# TASK DESCRIPTION:
Strip the pictures and reproduce the rest of the listing exactly.

============================================================

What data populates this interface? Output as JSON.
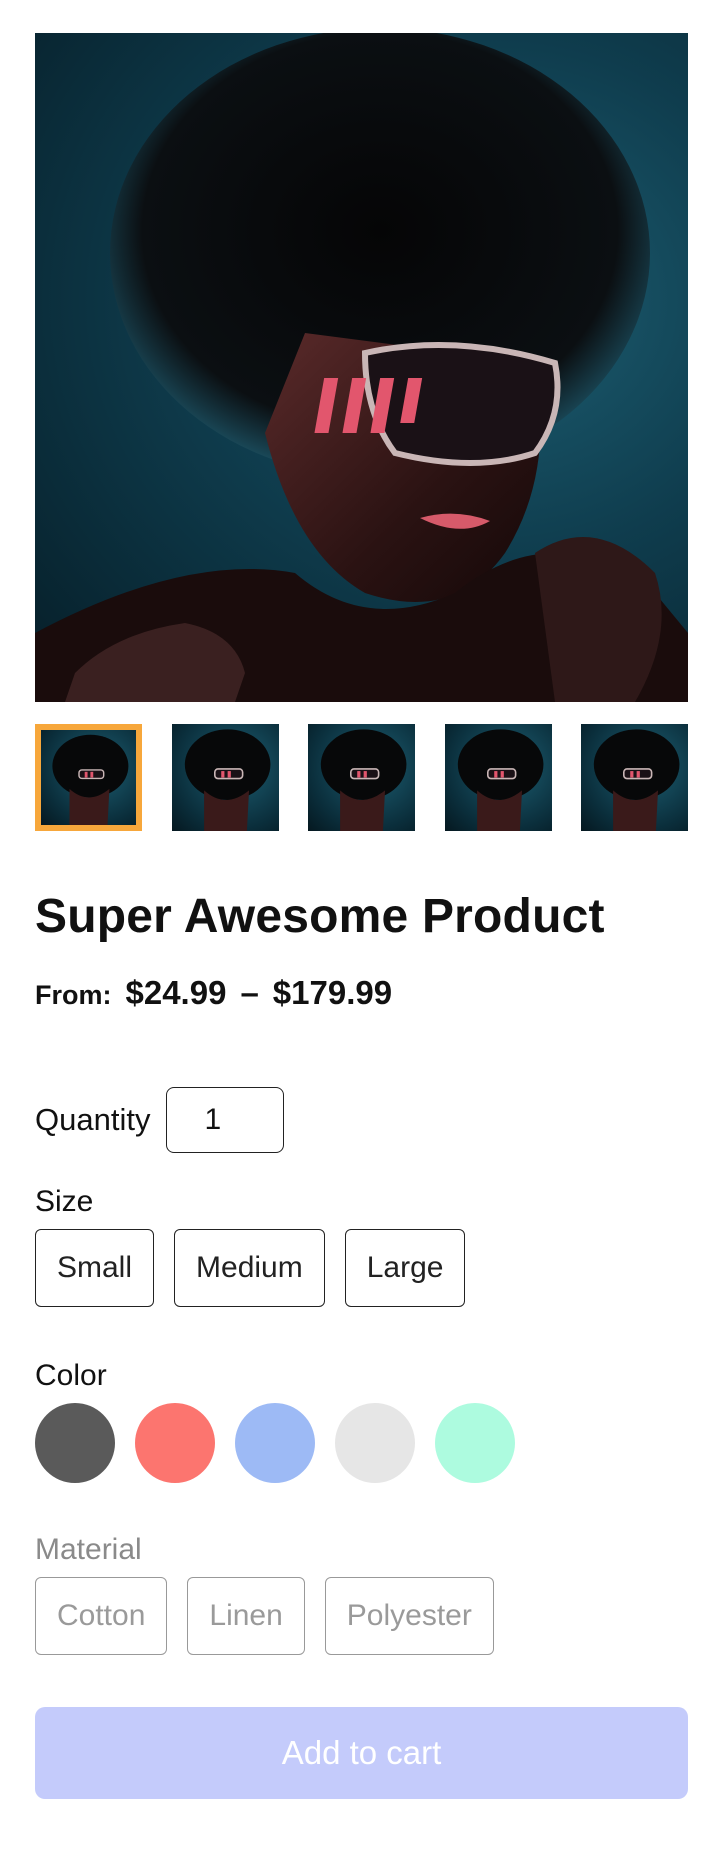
{
  "gallery": {
    "main_image": "product-photo-woman-sunglasses",
    "thumbnails": [
      "thumbnail-1",
      "thumbnail-2",
      "thumbnail-3",
      "thumbnail-4",
      "thumbnail-5"
    ],
    "selected_index": 0,
    "selected_color": "#f7a73b"
  },
  "product": {
    "title": "Super Awesome Product",
    "price_from_label": "From:",
    "price_min": "$24.99",
    "price_separator": "–",
    "price_max": "$179.99"
  },
  "quantity": {
    "label": "Quantity",
    "value": "1"
  },
  "size": {
    "label": "Size",
    "options": [
      "Small",
      "Medium",
      "Large"
    ]
  },
  "color": {
    "label": "Color",
    "swatches": [
      "#5a5a5a",
      "#fc756f",
      "#9dbaf5",
      "#e6e6e6",
      "#adfbdf"
    ]
  },
  "material": {
    "label": "Material",
    "options": [
      "Cotton",
      "Linen",
      "Polyester"
    ]
  },
  "cart": {
    "label": "Add to cart",
    "background": "#c4cbfb"
  }
}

============================================================

# FULL SOLUTION:
What data populates this interface? Output as JSON.
{
  "gallery": {
    "main_image": "product-photo-woman-sunglasses",
    "thumbnails": [
      "thumbnail-1",
      "thumbnail-2",
      "thumbnail-3",
      "thumbnail-4",
      "thumbnail-5"
    ],
    "selected_index": 0,
    "selected_color": "#f7a73b"
  },
  "product": {
    "title": "Super Awesome Product",
    "price_from_label": "From:",
    "price_min": "$24.99",
    "price_separator": "–",
    "price_max": "$179.99"
  },
  "quantity": {
    "label": "Quantity",
    "value": "1"
  },
  "size": {
    "label": "Size",
    "options": [
      "Small",
      "Medium",
      "Large"
    ]
  },
  "color": {
    "label": "Color",
    "swatches": [
      "#5a5a5a",
      "#fc756f",
      "#9dbaf5",
      "#e6e6e6",
      "#adfbdf"
    ]
  },
  "material": {
    "label": "Material",
    "options": [
      "Cotton",
      "Linen",
      "Polyester"
    ]
  },
  "cart": {
    "label": "Add to cart",
    "background": "#c4cbfb"
  }
}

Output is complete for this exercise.